### GIVEN INSTRUCTION
The data below must be copied in full and without any change.

### MATERIAL FOR THIS TASK
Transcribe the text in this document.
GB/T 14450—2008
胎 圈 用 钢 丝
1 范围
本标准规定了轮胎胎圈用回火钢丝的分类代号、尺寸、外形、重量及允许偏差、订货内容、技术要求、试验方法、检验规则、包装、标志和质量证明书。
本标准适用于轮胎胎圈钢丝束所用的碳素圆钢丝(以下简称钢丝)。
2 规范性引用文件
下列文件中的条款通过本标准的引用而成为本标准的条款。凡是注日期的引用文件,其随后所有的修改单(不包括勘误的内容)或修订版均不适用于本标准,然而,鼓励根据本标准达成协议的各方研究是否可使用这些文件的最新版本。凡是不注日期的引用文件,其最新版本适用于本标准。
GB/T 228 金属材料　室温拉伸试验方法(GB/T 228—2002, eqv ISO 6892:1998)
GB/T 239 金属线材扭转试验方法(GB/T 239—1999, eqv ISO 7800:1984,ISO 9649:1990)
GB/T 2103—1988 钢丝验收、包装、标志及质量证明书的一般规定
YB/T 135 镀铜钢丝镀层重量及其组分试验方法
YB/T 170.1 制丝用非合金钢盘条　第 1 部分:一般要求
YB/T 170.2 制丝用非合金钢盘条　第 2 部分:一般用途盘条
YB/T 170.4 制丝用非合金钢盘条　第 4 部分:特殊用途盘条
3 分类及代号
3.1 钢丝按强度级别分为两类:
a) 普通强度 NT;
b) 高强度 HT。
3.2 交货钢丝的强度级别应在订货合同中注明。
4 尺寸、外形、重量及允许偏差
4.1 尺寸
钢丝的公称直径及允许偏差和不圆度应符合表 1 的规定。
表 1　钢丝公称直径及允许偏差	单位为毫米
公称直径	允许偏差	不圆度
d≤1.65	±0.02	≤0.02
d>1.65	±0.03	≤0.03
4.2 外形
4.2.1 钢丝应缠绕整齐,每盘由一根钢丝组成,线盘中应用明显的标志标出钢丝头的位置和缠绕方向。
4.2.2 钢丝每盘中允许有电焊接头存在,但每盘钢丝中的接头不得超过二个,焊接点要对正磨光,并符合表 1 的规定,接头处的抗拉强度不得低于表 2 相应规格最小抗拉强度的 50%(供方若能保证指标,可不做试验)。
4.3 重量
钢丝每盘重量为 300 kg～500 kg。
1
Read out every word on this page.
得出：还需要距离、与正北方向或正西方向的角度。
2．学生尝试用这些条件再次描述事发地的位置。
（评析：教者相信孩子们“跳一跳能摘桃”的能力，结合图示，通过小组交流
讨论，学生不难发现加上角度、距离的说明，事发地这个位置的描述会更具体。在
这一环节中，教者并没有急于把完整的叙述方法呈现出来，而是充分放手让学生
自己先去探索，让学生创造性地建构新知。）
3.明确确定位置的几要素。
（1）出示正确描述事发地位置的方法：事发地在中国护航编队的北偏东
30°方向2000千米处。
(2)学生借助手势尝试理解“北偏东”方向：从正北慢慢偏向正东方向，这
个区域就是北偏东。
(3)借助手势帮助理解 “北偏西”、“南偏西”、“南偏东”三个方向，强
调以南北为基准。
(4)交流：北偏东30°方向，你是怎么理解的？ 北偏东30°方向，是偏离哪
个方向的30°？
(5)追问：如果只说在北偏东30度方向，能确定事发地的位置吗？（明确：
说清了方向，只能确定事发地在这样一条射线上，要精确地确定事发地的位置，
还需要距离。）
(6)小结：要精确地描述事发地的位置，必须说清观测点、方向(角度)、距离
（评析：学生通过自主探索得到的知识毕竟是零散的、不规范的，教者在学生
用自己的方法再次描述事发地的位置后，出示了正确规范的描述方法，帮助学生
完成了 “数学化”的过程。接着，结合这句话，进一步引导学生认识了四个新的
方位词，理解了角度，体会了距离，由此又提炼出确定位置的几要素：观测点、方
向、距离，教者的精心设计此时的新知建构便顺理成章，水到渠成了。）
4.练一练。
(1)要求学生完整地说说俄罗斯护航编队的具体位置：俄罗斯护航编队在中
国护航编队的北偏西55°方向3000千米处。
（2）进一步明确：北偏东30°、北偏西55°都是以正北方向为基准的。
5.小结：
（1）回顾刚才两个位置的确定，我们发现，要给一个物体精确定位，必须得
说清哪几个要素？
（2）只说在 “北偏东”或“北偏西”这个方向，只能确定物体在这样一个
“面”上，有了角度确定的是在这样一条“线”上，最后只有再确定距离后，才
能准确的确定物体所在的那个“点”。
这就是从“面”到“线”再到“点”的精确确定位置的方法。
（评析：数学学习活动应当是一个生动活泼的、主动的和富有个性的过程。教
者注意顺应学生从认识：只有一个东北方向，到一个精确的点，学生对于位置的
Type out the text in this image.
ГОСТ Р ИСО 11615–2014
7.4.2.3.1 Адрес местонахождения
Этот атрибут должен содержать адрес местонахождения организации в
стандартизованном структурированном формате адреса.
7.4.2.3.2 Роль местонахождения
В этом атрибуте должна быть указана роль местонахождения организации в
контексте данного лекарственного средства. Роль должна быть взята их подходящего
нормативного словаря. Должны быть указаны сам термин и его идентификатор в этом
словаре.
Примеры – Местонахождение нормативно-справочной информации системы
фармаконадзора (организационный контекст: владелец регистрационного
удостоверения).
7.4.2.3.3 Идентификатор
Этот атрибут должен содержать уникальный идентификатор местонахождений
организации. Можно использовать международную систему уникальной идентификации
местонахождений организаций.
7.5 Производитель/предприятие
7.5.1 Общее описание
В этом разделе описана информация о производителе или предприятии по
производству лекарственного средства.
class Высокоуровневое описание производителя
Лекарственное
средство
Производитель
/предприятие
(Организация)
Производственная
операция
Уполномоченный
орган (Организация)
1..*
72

### EXERCISE ANSWER
Transcribe the text in this document.
GB/T 14450—2008
胎 圈 用 钢 丝
1 范围
本标准规定了轮胎胎圈用回火钢丝的分类代号、尺寸、外形、重量及允许偏差、订货内容、技术要求、试验方法、检验规则、包装、标志和质量证明书。
本标准适用于轮胎胎圈钢丝束所用的碳素圆钢丝(以下简称钢丝)。
2 规范性引用文件
下列文件中的条款通过本标准的引用而成为本标准的条款。凡是注日期的引用文件,其随后所有的修改单(不包括勘误的内容)或修订版均不适用于本标准,然而,鼓励根据本标准达成协议的各方研究是否可使用这些文件的最新版本。凡是不注日期的引用文件,其最新版本适用于本标准。
GB/T 228 金属材料　室温拉伸试验方法(GB/T 228—2002, eqv ISO 6892:1998)
GB/T 239 金属线材扭转试验方法(GB/T 239—1999, eqv ISO 7800:1984,ISO 9649:1990)
GB/T 2103—1988 钢丝验收、包装、标志及质量证明书的一般规定
YB/T 135 镀铜钢丝镀层重量及其组分试验方法
YB/T 170.1 制丝用非合金钢盘条　第 1 部分:一般要求
YB/T 170.2 制丝用非合金钢盘条　第 2 部分:一般用途盘条
YB/T 170.4 制丝用非合金钢盘条　第 4 部分:特殊用途盘条
3 分类及代号
3.1 钢丝按强度级别分为两类:
a) 普通强度 NT;
b) 高强度 HT。
3.2 交货钢丝的强度级别应在订货合同中注明。
4 尺寸、外形、重量及允许偏差
4.1 尺寸
钢丝的公称直径及允许偏差和不圆度应符合表 1 的规定。
表 1　钢丝公称直径及允许偏差	单位为毫米
公称直径	允许偏差	不圆度
d≤1.65	±0.02	≤0.02
d>1.65	±0.03	≤0.03
4.2 外形
4.2.1 钢丝应缠绕整齐,每盘由一根钢丝组成,线盘中应用明显的标志标出钢丝头的位置和缠绕方向。
4.2.2 钢丝每盘中允许有电焊接头存在,但每盘钢丝中的接头不得超过二个,焊接点要对正磨光,并符合表 1 的规定,接头处的抗拉强度不得低于表 2 相应规格最小抗拉强度的 50%(供方若能保证指标,可不做试验)。
4.3 重量
钢丝每盘重量为 300 kg～500 kg。
1
Read out every word on this page.
得出：还需要距离、与正北方向或正西方向的角度。
2．学生尝试用这些条件再次描述事发地的位置。
（评析：教者相信孩子们“跳一跳能摘桃”的能力，结合图示，通过小组交流
讨论，学生不难发现加上角度、距离的说明，事发地这个位置的描述会更具体。在
这一环节中，教者并没有急于把完整的叙述方法呈现出来，而是充分放手让学生
自己先去探索，让学生创造性地建构新知。）
3.明确确定位置的几要素。
（1）出示正确描述事发地位置的方法：事发地在中国护航编队的北偏东
30°方向2000千米处。
(2)学生借助手势尝试理解“北偏东”方向：从正北慢慢偏向正东方向，这
个区域就是北偏东。
(3)借助手势帮助理解 “北偏西”、“南偏西”、“南偏东”三个方向，强
调以南北为基准。
(4)交流：北偏东30°方向，你是怎么理解的？ 北偏东30°方向，是偏离哪
个方向的30°？
(5)追问：如果只说在北偏东30度方向，能确定事发地的位置吗？（明确：
说清了方向，只能确定事发地在这样一条射线上，要精确地确定事发地的位置，
还需要距离。）
(6)小结：要精确地描述事发地的位置，必须说清观测点、方向(角度)、距离
（评析：学生通过自主探索得到的知识毕竟是零散的、不规范的，教者在学生
用自己的方法再次描述事发地的位置后，出示了正确规范的描述方法，帮助学生
完成了 “数学化”的过程。接着，结合这句话，进一步引导学生认识了四个新的
方位词，理解了角度，体会了距离，由此又提炼出确定位置的几要素：观测点、方
向、距离，教者的精心设计此时的新知建构便顺理成章，水到渠成了。）
4.练一练。
(1)要求学生完整地说说俄罗斯护航编队的具体位置：俄罗斯护航编队在中
国护航编队的北偏西55°方向3000千米处。
（2）进一步明确：北偏东30°、北偏西55°都是以正北方向为基准的。
5.小结：
（1）回顾刚才两个位置的确定，我们发现，要给一个物体精确定位，必须得
说清哪几个要素？
（2）只说在 “北偏东”或“北偏西”这个方向，只能确定物体在这样一个
“面”上，有了角度确定的是在这样一条“线”上，最后只有再确定距离后，才
能准确的确定物体所在的那个“点”。
这就是从“面”到“线”再到“点”的精确确定位置的方法。
（评析：数学学习活动应当是一个生动活泼的、主动的和富有个性的过程。教
者注意顺应学生从认识：只有一个东北方向，到一个精确的点，学生对于位置的
Type out the text in this image.
ГОСТ Р ИСО 11615–2014
7.4.2.3.1 Адрес местонахождения
Этот атрибут должен содержать адрес местонахождения организации в
стандартизованном структурированном формате адреса.
7.4.2.3.2 Роль местонахождения
В этом атрибуте должна быть указана роль местонахождения организации в
контексте данного лекарственного средства. Роль должна быть взята их подходящего
нормативного словаря. Должны быть указаны сам термин и его идентификатор в этом
словаре.
Примеры – Местонахождение нормативно-справочной информации системы
фармаконадзора (организационный контекст: владелец регистрационного
удостоверения).
7.4.2.3.3 Идентификатор
Этот атрибут должен содержать уникальный идентификатор местонахождений
организации. Можно использовать международную систему уникальной идентификации
местонахождений организаций.
7.5 Производитель/предприятие
7.5.1 Общее описание
В этом разделе описана информация о производителе или предприятии по
производству лекарственного средства.
class Высокоуровневое описание производителя
Лекарственное
средство
Производитель
/предприятие
(Организация)
Производственная
операция
Уполномоченный
орган (Организация)
1..*
72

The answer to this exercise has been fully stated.